TASK INPUTS |
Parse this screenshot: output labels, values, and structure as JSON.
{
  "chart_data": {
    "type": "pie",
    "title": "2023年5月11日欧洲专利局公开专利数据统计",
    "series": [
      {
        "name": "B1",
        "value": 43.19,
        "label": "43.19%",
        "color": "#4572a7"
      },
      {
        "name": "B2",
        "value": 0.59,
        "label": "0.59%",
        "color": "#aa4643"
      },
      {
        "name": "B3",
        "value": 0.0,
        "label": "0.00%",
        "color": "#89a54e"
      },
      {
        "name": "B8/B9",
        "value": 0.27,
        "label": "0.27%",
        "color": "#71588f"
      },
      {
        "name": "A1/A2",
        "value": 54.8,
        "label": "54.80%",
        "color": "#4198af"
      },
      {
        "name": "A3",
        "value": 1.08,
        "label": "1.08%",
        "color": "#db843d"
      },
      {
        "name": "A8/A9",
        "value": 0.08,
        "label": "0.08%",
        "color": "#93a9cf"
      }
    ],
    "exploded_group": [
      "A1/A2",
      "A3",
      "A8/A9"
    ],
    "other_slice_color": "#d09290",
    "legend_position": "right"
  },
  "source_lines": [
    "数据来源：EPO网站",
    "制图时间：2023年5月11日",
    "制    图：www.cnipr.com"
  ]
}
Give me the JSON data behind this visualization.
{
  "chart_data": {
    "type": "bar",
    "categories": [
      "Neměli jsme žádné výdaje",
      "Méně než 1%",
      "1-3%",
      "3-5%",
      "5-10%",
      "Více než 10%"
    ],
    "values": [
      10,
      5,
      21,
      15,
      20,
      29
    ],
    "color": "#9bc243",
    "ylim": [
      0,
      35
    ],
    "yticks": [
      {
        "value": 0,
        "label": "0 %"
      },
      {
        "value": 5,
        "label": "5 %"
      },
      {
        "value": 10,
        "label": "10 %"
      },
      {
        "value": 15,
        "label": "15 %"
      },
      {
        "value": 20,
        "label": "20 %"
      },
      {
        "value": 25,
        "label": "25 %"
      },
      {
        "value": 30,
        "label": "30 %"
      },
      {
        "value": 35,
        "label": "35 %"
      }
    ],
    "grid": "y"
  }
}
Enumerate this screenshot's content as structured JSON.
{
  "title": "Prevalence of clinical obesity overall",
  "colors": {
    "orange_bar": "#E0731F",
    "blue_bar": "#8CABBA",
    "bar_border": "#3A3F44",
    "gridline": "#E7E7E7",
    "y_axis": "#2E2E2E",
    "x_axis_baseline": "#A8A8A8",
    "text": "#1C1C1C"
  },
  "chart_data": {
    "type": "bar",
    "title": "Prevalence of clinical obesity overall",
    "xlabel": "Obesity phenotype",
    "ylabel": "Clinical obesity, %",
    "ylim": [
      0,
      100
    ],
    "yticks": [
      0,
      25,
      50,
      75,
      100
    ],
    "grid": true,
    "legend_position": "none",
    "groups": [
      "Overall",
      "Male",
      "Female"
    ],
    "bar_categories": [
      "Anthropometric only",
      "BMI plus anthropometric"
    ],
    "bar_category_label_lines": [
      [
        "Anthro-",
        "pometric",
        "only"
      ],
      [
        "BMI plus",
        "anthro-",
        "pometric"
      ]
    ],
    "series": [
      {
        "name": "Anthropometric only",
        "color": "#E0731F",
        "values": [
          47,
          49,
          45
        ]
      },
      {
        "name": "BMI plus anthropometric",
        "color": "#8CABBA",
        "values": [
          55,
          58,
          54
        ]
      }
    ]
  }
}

SET TASK |
Transcribe the material exactly as it reads.

ANSWER |
Parse this screenshot: output labels, values, and structure as JSON.
{
  "chart_data": {
    "type": "pie",
    "title": "2023年5月11日欧洲专利局公开专利数据统计",
    "series": [
      {
        "name": "B1",
        "value": 43.19,
        "label": "43.19%",
        "color": "#4572a7"
      },
      {
        "name": "B2",
        "value": 0.59,
        "label": "0.59%",
        "color": "#aa4643"
      },
      {
        "name": "B3",
        "value": 0.0,
        "label": "0.00%",
        "color": "#89a54e"
      },
      {
        "name": "B8/B9",
        "value": 0.27,
        "label": "0.27%",
        "color": "#71588f"
      },
      {
        "name": "A1/A2",
        "value": 54.8,
        "label": "54.80%",
        "color": "#4198af"
      },
      {
        "name": "A3",
        "value": 1.08,
        "label": "1.08%",
        "color": "#db843d"
      },
      {
        "name": "A8/A9",
        "value": 0.08,
        "label": "0.08%",
        "color": "#93a9cf"
      }
    ],
    "exploded_group": [
      "A1/A2",
      "A3",
      "A8/A9"
    ],
    "other_slice_color": "#d09290",
    "legend_position": "right"
  },
  "source_lines": [
    "数据来源：EPO网站",
    "制图时间：2023年5月11日",
    "制    图：www.cnipr.com"
  ]
}
Give me the JSON data behind this visualization.
{
  "chart_data": {
    "type": "bar",
    "categories": [
      "Neměli jsme žádné výdaje",
      "Méně než 1%",
      "1-3%",
      "3-5%",
      "5-10%",
      "Více než 10%"
    ],
    "values": [
      10,
      5,
      21,
      15,
      20,
      29
    ],
    "color": "#9bc243",
    "ylim": [
      0,
      35
    ],
    "yticks": [
      {
        "value": 0,
        "label": "0 %"
      },
      {
        "value": 5,
        "label": "5 %"
      },
      {
        "value": 10,
        "label": "10 %"
      },
      {
        "value": 15,
        "label": "15 %"
      },
      {
        "value": 20,
        "label": "20 %"
      },
      {
        "value": 25,
        "label": "25 %"
      },
      {
        "value": 30,
        "label": "30 %"
      },
      {
        "value": 35,
        "label": "35 %"
      }
    ],
    "grid": "y"
  }
}
Enumerate this screenshot's content as structured JSON.
{
  "title": "Prevalence of clinical obesity overall",
  "colors": {
    "orange_bar": "#E0731F",
    "blue_bar": "#8CABBA",
    "bar_border": "#3A3F44",
    "gridline": "#E7E7E7",
    "y_axis": "#2E2E2E",
    "x_axis_baseline": "#A8A8A8",
    "text": "#1C1C1C"
  },
  "chart_data": {
    "type": "bar",
    "title": "Prevalence of clinical obesity overall",
    "xlabel": "Obesity phenotype",
    "ylabel": "Clinical obesity, %",
    "ylim": [
      0,
      100
    ],
    "yticks": [
      0,
      25,
      50,
      75,
      100
    ],
    "grid": true,
    "legend_position": "none",
    "groups": [
      "Overall",
      "Male",
      "Female"
    ],
    "bar_categories": [
      "Anthropometric only",
      "BMI plus anthropometric"
    ],
    "bar_category_label_lines": [
      [
        "Anthro-",
        "pometric",
        "only"
      ],
      [
        "BMI plus",
        "anthro-",
        "pometric"
      ]
    ],
    "series": [
      {
        "name": "Anthropometric only",
        "color": "#E0731F",
        "values": [
          47,
          49,
          45
        ]
      },
      {
        "name": "BMI plus anthropometric",
        "color": "#8CABBA",
        "values": [
          55,
          58,
          54
        ]
      }
    ]
  }
}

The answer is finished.